• WRITTEN PROBLEM: Reply with only the number of lines that contain the string "Condições".

Lines of data:
----

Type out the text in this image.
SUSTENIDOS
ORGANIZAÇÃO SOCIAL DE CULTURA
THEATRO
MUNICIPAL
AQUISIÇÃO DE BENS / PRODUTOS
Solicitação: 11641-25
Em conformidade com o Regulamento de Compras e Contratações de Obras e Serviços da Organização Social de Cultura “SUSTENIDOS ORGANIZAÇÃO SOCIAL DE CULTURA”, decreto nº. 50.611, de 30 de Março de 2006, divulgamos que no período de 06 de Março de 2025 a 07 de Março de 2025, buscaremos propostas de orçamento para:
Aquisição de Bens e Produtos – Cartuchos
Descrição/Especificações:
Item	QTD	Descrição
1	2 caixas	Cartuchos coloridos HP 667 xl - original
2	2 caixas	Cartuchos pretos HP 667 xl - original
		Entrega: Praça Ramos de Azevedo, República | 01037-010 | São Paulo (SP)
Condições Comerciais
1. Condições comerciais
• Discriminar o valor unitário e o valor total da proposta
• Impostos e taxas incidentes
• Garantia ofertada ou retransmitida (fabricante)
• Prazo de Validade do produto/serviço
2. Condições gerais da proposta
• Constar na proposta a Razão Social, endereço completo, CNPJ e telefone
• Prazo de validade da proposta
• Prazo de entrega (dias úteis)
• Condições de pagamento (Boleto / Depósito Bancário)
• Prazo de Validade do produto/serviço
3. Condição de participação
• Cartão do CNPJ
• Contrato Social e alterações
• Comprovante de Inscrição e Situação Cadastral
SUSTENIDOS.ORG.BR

----

• WRITTEN ANSWER: 4